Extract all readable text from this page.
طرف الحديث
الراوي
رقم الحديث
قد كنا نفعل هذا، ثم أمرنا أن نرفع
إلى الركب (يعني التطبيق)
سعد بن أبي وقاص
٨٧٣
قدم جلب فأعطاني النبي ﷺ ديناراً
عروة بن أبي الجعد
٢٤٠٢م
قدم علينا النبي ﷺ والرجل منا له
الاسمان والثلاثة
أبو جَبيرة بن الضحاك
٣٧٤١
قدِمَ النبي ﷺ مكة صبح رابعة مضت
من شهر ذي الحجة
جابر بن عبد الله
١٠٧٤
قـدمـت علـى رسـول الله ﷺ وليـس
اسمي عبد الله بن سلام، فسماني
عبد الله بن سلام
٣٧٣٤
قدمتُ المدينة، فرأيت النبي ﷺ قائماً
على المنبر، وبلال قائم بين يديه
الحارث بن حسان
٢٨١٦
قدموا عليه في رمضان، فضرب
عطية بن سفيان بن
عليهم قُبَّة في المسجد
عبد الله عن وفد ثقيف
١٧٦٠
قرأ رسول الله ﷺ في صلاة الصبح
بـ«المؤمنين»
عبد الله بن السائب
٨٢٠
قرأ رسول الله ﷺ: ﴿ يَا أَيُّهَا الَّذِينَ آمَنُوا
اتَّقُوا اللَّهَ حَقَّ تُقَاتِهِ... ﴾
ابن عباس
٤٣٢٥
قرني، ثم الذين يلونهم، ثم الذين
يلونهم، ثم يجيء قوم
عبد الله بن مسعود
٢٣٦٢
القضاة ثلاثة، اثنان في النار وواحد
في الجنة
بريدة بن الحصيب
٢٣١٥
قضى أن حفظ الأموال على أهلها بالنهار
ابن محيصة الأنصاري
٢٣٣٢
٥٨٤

□ □ □ □ □ □ □

_Your goal_. Filter the records, keeping only lines that contain "النبي", and show those lines.

_Completed task_.
قدم جلب فأعطاني النبي ﷺ ديناراً
قدم علينا النبي ﷺ والرجل منا له
قدِمَ النبي ﷺ مكة صبح رابعة مضت
قدمتُ المدينة، فرأيت النبي ﷺ قائماً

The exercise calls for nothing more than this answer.